## Your instructions
Show all lines holding "What".

[start Data for this exercise]

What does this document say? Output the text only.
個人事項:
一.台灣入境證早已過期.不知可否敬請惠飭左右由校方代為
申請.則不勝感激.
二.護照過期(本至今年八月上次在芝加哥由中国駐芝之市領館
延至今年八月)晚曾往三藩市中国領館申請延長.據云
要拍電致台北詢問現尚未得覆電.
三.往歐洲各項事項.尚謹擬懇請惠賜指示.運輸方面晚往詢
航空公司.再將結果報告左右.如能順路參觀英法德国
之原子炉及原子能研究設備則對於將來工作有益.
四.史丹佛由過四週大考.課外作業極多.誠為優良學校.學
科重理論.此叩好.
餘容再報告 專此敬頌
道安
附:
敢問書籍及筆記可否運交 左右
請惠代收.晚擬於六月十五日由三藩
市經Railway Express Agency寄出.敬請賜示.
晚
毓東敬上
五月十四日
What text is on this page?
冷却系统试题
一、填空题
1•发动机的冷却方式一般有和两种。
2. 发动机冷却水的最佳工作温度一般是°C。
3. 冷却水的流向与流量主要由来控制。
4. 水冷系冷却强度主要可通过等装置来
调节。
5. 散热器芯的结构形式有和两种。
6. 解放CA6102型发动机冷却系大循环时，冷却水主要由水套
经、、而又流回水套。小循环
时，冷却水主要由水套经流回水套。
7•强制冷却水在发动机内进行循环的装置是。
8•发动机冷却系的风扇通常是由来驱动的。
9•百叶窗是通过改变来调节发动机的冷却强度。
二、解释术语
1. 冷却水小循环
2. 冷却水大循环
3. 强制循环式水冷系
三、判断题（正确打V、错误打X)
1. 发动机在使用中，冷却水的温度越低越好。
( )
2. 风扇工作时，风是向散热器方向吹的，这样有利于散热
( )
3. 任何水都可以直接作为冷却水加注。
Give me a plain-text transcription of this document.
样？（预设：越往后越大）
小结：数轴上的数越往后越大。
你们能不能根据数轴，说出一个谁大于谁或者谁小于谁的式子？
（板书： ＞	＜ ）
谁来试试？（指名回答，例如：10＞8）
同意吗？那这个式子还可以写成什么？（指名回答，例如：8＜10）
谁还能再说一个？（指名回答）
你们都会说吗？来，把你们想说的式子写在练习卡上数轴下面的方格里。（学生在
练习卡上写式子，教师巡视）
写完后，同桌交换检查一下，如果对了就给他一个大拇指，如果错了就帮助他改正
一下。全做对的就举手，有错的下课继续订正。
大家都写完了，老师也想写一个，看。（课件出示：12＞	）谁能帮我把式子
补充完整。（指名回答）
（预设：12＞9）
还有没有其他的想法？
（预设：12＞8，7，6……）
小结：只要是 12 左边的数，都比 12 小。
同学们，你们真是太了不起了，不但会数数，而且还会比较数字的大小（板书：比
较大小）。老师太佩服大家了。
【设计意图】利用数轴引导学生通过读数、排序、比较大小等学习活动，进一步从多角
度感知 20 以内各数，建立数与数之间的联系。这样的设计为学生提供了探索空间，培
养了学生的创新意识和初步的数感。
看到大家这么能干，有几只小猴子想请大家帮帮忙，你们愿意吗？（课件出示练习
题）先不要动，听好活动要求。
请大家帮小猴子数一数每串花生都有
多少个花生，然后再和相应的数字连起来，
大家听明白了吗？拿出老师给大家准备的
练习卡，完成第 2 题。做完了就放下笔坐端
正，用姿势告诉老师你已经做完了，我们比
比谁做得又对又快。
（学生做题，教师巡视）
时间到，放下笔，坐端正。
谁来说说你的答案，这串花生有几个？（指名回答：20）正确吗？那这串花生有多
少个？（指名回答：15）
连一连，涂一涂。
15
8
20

[end Data for this exercise]

## Written response
What does this document say? Output the text only.
What text is on this page?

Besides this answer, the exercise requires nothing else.